═════ SUPPLIED RECORDS
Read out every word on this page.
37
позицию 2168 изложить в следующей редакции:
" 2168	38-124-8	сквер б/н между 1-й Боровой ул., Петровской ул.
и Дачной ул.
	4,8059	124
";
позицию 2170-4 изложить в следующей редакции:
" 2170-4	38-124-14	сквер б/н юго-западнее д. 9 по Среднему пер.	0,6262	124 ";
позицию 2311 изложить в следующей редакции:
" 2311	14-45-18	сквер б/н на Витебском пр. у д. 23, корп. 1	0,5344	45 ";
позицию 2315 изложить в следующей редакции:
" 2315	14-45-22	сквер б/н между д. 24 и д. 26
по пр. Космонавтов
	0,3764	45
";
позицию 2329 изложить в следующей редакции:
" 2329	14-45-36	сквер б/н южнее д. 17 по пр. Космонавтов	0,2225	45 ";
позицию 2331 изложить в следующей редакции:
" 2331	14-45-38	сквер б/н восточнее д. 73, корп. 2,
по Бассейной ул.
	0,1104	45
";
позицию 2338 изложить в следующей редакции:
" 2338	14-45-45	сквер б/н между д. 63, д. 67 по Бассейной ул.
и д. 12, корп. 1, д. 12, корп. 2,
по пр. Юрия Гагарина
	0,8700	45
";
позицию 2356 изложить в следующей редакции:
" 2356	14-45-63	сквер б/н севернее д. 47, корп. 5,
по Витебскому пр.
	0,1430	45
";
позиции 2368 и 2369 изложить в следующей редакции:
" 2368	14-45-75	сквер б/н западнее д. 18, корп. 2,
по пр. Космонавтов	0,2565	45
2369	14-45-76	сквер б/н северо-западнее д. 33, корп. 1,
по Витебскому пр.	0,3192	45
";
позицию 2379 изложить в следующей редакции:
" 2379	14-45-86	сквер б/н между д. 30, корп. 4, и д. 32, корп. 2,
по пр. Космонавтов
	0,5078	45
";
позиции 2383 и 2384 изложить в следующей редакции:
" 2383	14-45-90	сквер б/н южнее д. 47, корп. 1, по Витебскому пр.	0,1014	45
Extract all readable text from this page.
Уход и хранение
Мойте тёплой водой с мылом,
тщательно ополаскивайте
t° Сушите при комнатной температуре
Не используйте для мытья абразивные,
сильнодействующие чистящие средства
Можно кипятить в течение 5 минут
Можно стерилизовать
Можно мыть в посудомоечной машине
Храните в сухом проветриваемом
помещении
══════════
▶ _AIM_
Transcribe every entry exactly.

▶ _THE REPLY_
Read out every word on this page.
37
позицию 2168 изложить в следующей редакции:
" 2168	38-124-8	сквер б/н между 1-й Боровой ул., Петровской ул.
и Дачной ул.
	4,8059	124
";
позицию 2170-4 изложить в следующей редакции:
" 2170-4	38-124-14	сквер б/н юго-западнее д. 9 по Среднему пер.	0,6262	124 ";
позицию 2311 изложить в следующей редакции:
" 2311	14-45-18	сквер б/н на Витебском пр. у д. 23, корп. 1	0,5344	45 ";
позицию 2315 изложить в следующей редакции:
" 2315	14-45-22	сквер б/н между д. 24 и д. 26
по пр. Космонавтов
	0,3764	45
";
позицию 2329 изложить в следующей редакции:
" 2329	14-45-36	сквер б/н южнее д. 17 по пр. Космонавтов	0,2225	45 ";
позицию 2331 изложить в следующей редакции:
" 2331	14-45-38	сквер б/н восточнее д. 73, корп. 2,
по Бассейной ул.
	0,1104	45
";
позицию 2338 изложить в следующей редакции:
" 2338	14-45-45	сквер б/н между д. 63, д. 67 по Бассейной ул.
и д. 12, корп. 1, д. 12, корп. 2,
по пр. Юрия Гагарина
	0,8700	45
";
позицию 2356 изложить в следующей редакции:
" 2356	14-45-63	сквер б/н севернее д. 47, корп. 5,
по Витебскому пр.
	0,1430	45
";
позиции 2368 и 2369 изложить в следующей редакции:
" 2368	14-45-75	сквер б/н западнее д. 18, корп. 2,
по пр. Космонавтов	0,2565	45
2369	14-45-76	сквер б/н северо-западнее д. 33, корп. 1,
по Витебскому пр.	0,3192	45
";
позицию 2379 изложить в следующей редакции:
" 2379	14-45-86	сквер б/н между д. 30, корп. 4, и д. 32, корп. 2,
по пр. Космонавтов
	0,5078	45
";
позиции 2383 и 2384 изложить в следующей редакции:
" 2383	14-45-90	сквер б/н южнее д. 47, корп. 1, по Витебскому пр.	0,1014	45
Extract all readable text from this page.
Уход и хранение
Мойте тёплой водой с мылом,
тщательно ополаскивайте
t° Сушите при комнатной температуре
Не используйте для мытья абразивные,
сильнодействующие чистящие средства
Можно кипятить в течение 5 минут
Можно стерилизовать
Можно мыть в посудомоечной машине
Храните в сухом проветриваемом
помещении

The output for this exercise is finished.